=== Direction ===
Carry none of the pictures over; set down the material below exactly.

=== Dataset extract ===
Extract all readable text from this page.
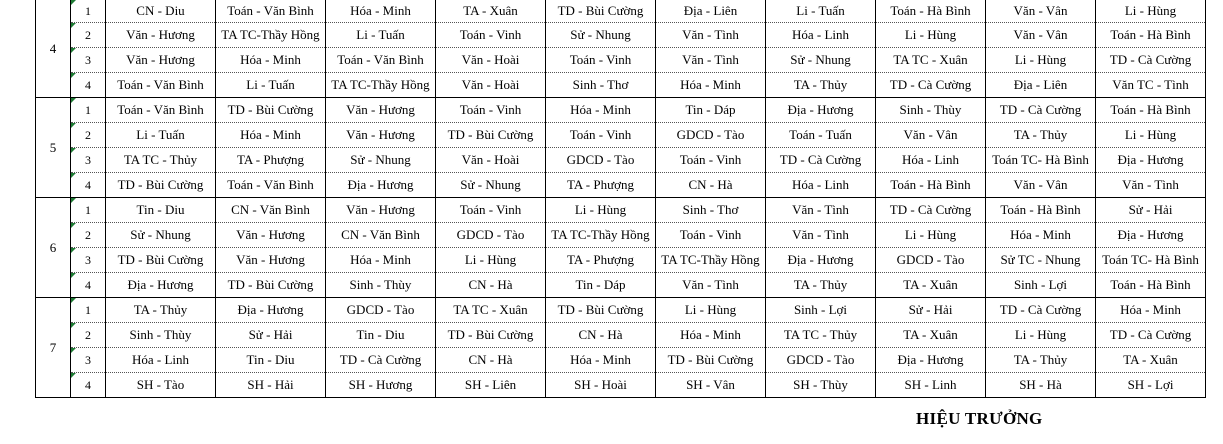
4	1	CN - Diu	Toán - Văn Bình	Hóa - Minh	TA - Xuân	TD - Bùi Cường	Địa - Liên	Li - Tuấn	Toán - Hà Bình	Văn - Vân	Li - Hùng
	2	Văn - Hương	TA TC-Thầy Hồng	Li - Tuấn	Toán - Vinh	Sử - Nhung	Văn - Tình	Hóa - Linh	Li - Hùng	Văn - Vân	Toán - Hà Bình
	3	Văn - Hương	Hóa - Minh	Toán - Văn Bình	Văn - Hoài	Toán - Vinh	Văn - Tình	Sử - Nhung	TA TC - Xuân	Li - Hùng	TD - Cà Cường
	4	Toán - Văn Bình	Li - Tuấn	TA TC-Thầy Hồng	Văn - Hoài	Sinh - Thơ	Hóa - Minh	TA - Thủy	TD - Cà Cường	Địa - Liên	Văn TC - Tình
5	1	Toán - Văn Bình	TD - Bùi Cường	Văn - Hương	Toán - Vinh	Hóa - Minh	Tin - Dáp	Địa - Hương	Sinh - Thùy	TD - Cà Cường	Toán - Hà Bình
	2	Li - Tuấn	Hóa - Minh	Văn - Hương	TD - Bùi Cường	Toán - Vinh	GDCD - Tào	Toán - Tuấn	Văn - Vân	TA - Thủy	Li - Hùng
	3	TA TC - Thủy	TA - Phượng	Sử - Nhung	Văn - Hoài	GDCD - Tào	Toán - Vinh	TD - Cà Cường	Hóa - Linh	Toán TC- Hà Bình	Địa - Hương
	4	TD - Bùi Cường	Toán - Văn Bình	Địa - Hương	Sử - Nhung	TA - Phượng	CN - Hà	Hóa - Linh	Toán - Hà Bình	Văn - Vân	Văn - Tình
6	1	Tin - Diu	CN - Văn Bình	Văn - Hương	Toán - Vinh	Li - Hùng	Sinh - Thơ	Văn - Tình	TD - Cà Cường	Toán - Hà Bình	Sử - Hải
	2	Sử - Nhung	Văn - Hương	CN - Văn Bình	GDCD - Tào	TA TC-Thầy Hồng	Toán - Vinh	Văn - Tình	Li - Hùng	Hóa - Minh	Địa - Hương
	3	TD - Bùi Cường	Văn - Hương	Hóa - Minh	Li - Hùng	TA - Phượng	TA TC-Thầy Hồng	Địa - Hương	GDCD - Tào	Sử TC - Nhung	Toán TC- Hà Bình
	4	Địa - Hương	TD - Bùi Cường	Sinh - Thùy	CN - Hà	Tin - Dáp	Văn - Tình	TA - Thủy	TA - Xuân	Sinh - Lợi	Toán - Hà Bình
7	1	TA - Thủy	Địa - Hương	GDCD - Tào	TA TC - Xuân	TD - Bùi Cường	Li - Hùng	Sinh - Lợi	Sử - Hải	TD - Cà Cường	Hóa - Minh
	2	Sinh - Thùy	Sử - Hải	Tin - Diu	TD - Bùi Cường	CN - Hà	Hóa - Minh	TA TC - Thủy	TA - Xuân	Li - Hùng	TD - Cà Cường
	3	Hóa - Linh	Tin - Diu	TD - Cà Cường	CN - Hà	Hóa - Minh	TD - Bùi Cường	GDCD - Tào	Địa - Hương	TA - Thủy	TA - Xuân
	4	SH - Tào	SH - Hải	SH - Hương	SH - Liên	SH - Hoài	SH - Vân	SH - Thùy	SH - Linh	SH - Hà	SH - Lợi
HIỆU TRƯỞNG
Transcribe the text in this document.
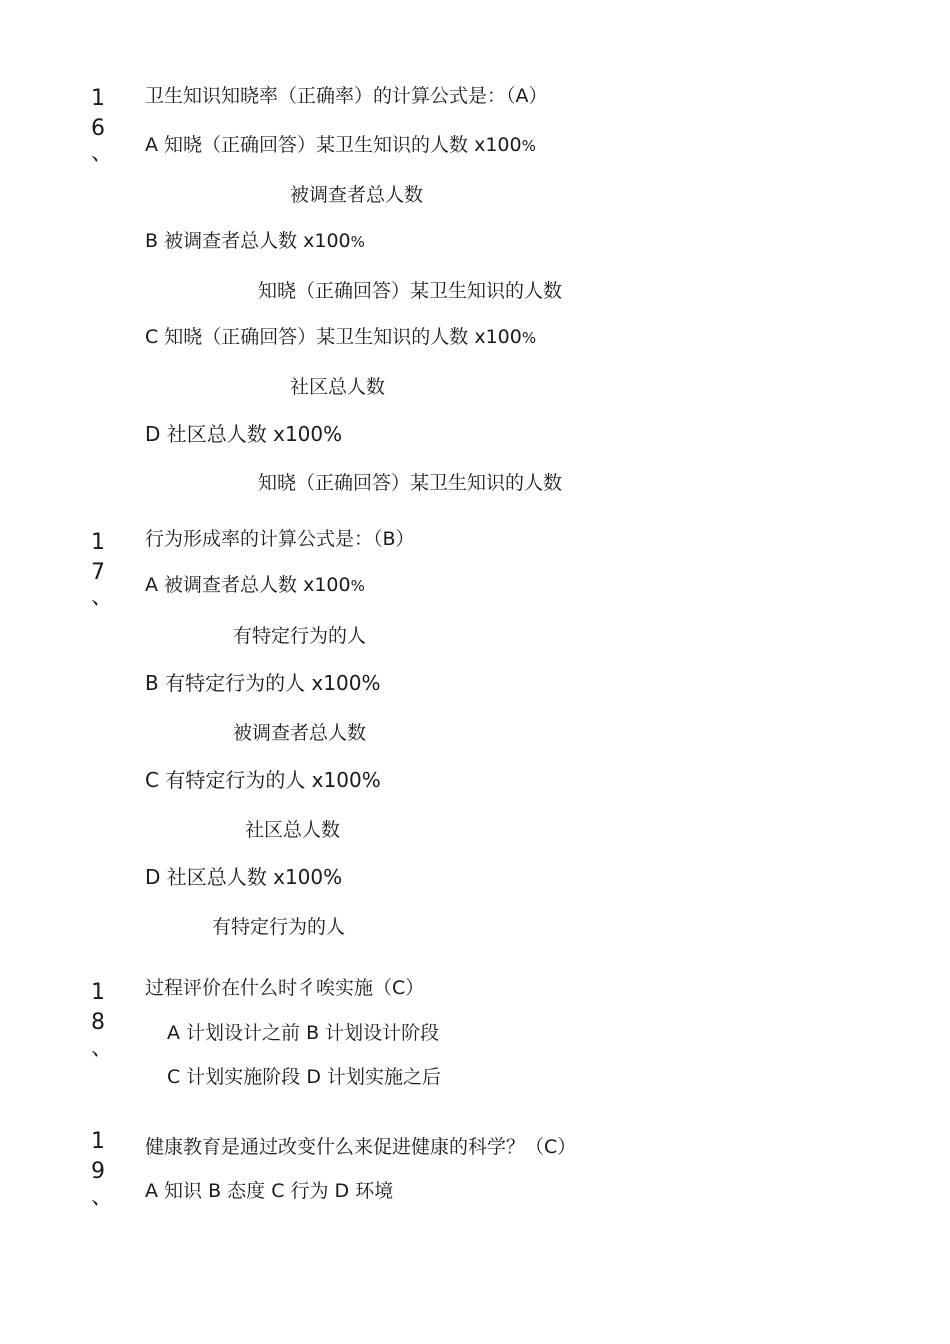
1
6
、
卫生知识知晓率（正确率）的计算公式是：（A）
A 知晓（正确回答）某卫生知识的人数 x100%
被调查者总人数
B 被调查者总人数 x100%
知晓（正确回答）某卫生知识的人数
C 知晓（正确回答）某卫生知识的人数 x100%
社区总人数
D 社区总人数 x100%
知晓（正确回答）某卫生知识的人数
1
7
、
行为形成率的计算公式是：（B）
A 被调查者总人数 x100%
有特定行为的人
B 有特定行为的人 x100%
被调查者总人数
C 有特定行为的人 x100%
社区总人数
D 社区总人数 x100%
有特定行为的人
1
8
、
过程评价在什么时彳唉实施（C）
A 计划设计之前 B 计划设计阶段
C 计划实施阶段 D 计划实施之后
1
9
、
健康教育是通过改变什么来促进健康的科学？（C）
A 知识 B 态度 C 行为 D 环境
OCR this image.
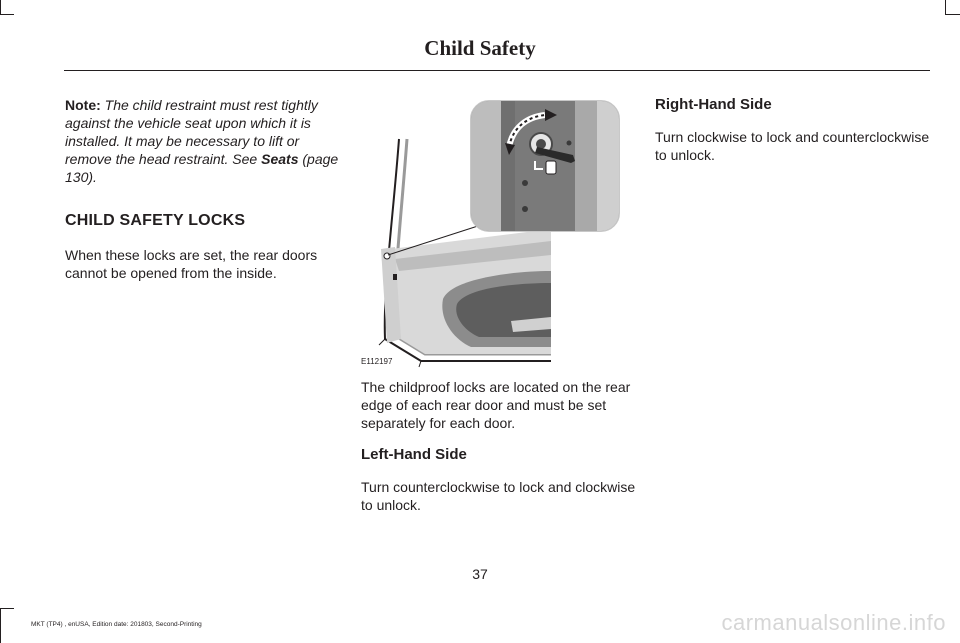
Child Safety

Note: The child restraint must rest tightly against the vehicle seat upon which it is installed. It may be necessary to lift or remove the head restraint. See Seats (page 130).

CHILD SAFETY LOCKS

When these locks are set, the rear doors cannot be opened from the inside.

E112197

The childproof locks are located on the rear edge of each rear door and must be set separately for each door.

Left-Hand Side

Turn counterclockwise to lock and clockwise to unlock.

Right-Hand Side

Turn clockwise to lock and counterclockwise to unlock.

37
MKT (TP4) , enUSA, Edition date: 201803, Second-Printing	carmanualsonline.info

=== Response ===
Extract all readable text from this page.
4	1	CN - Diu	Toán - Văn Bình	Hóa - Minh	TA - Xuân	TD - Bùi Cường	Địa - Liên	Li - Tuấn	Toán - Hà Bình	Văn - Vân	Li - Hùng
	2	Văn - Hương	TA TC-Thầy Hồng	Li - Tuấn	Toán - Vinh	Sử - Nhung	Văn - Tình	Hóa - Linh	Li - Hùng	Văn - Vân	Toán - Hà Bình
	3	Văn - Hương	Hóa - Minh	Toán - Văn Bình	Văn - Hoài	Toán - Vinh	Văn - Tình	Sử - Nhung	TA TC - Xuân	Li - Hùng	TD - Cà Cường
	4	Toán - Văn Bình	Li - Tuấn	TA TC-Thầy Hồng	Văn - Hoài	Sinh - Thơ	Hóa - Minh	TA - Thủy	TD - Cà Cường	Địa - Liên	Văn TC - Tình
5	1	Toán - Văn Bình	TD - Bùi Cường	Văn - Hương	Toán - Vinh	Hóa - Minh	Tin - Dáp	Địa - Hương	Sinh - Thùy	TD - Cà Cường	Toán - Hà Bình
	2	Li - Tuấn	Hóa - Minh	Văn - Hương	TD - Bùi Cường	Toán - Vinh	GDCD - Tào	Toán - Tuấn	Văn - Vân	TA - Thủy	Li - Hùng
	3	TA TC - Thủy	TA - Phượng	Sử - Nhung	Văn - Hoài	GDCD - Tào	Toán - Vinh	TD - Cà Cường	Hóa - Linh	Toán TC- Hà Bình	Địa - Hương
	4	TD - Bùi Cường	Toán - Văn Bình	Địa - Hương	Sử - Nhung	TA - Phượng	CN - Hà	Hóa - Linh	Toán - Hà Bình	Văn - Vân	Văn - Tình
6	1	Tin - Diu	CN - Văn Bình	Văn - Hương	Toán - Vinh	Li - Hùng	Sinh - Thơ	Văn - Tình	TD - Cà Cường	Toán - Hà Bình	Sử - Hải
	2	Sử - Nhung	Văn - Hương	CN - Văn Bình	GDCD - Tào	TA TC-Thầy Hồng	Toán - Vinh	Văn - Tình	Li - Hùng	Hóa - Minh	Địa - Hương
	3	TD - Bùi Cường	Văn - Hương	Hóa - Minh	Li - Hùng	TA - Phượng	TA TC-Thầy Hồng	Địa - Hương	GDCD - Tào	Sử TC - Nhung	Toán TC- Hà Bình
	4	Địa - Hương	TD - Bùi Cường	Sinh - Thùy	CN - Hà	Tin - Dáp	Văn - Tình	TA - Thủy	TA - Xuân	Sinh - Lợi	Toán - Hà Bình
7	1	TA - Thủy	Địa - Hương	GDCD - Tào	TA TC - Xuân	TD - Bùi Cường	Li - Hùng	Sinh - Lợi	Sử - Hải	TD - Cà Cường	Hóa - Minh
	2	Sinh - Thùy	Sử - Hải	Tin - Diu	TD - Bùi Cường	CN - Hà	Hóa - Minh	TA TC - Thủy	TA - Xuân	Li - Hùng	TD - Cà Cường
	3	Hóa - Linh	Tin - Diu	TD - Cà Cường	CN - Hà	Hóa - Minh	TD - Bùi Cường	GDCD - Tào	Địa - Hương	TA - Thủy	TA - Xuân
	4	SH - Tào	SH - Hải	SH - Hương	SH - Liên	SH - Hoài	SH - Vân	SH - Thùy	SH - Linh	SH - Hà	SH - Lợi
HIỆU TRƯỞNG
Transcribe the text in this document.
1
6
、
卫生知识知晓率（正确率）的计算公式是：（A）
A 知晓（正确回答）某卫生知识的人数 x100%
被调查者总人数
B 被调查者总人数 x100%
知晓（正确回答）某卫生知识的人数
C 知晓（正确回答）某卫生知识的人数 x100%
社区总人数
D 社区总人数 x100%
知晓（正确回答）某卫生知识的人数
1
7
、
行为形成率的计算公式是：（B）
A 被调查者总人数 x100%
有特定行为的人
B 有特定行为的人 x100%
被调查者总人数
C 有特定行为的人 x100%
社区总人数
D 社区总人数 x100%
有特定行为的人
1
8
、
过程评价在什么时彳唉实施（C）
A 计划设计之前 B 计划设计阶段
C 计划实施阶段 D 计划实施之后
1
9
、
健康教育是通过改变什么来促进健康的科学？（C）
A 知识 B 态度 C 行为 D 环境
OCR this image.
Child Safety

Note: The child restraint must rest tightly against the vehicle seat upon which it is installed. It may be necessary to lift or remove the head restraint. See Seats (page 130).

CHILD SAFETY LOCKS

When these locks are set, the rear doors cannot be opened from the inside.

E112197

The childproof locks are located on the rear edge of each rear door and must be set separately for each door.

Left-Hand Side

Turn counterclockwise to lock and clockwise to unlock.

Right-Hand Side

Turn clockwise to lock and counterclockwise to unlock.

37
MKT (TP4) , enUSA, Edition date: 201803, Second-Printing	carmanualsonline.info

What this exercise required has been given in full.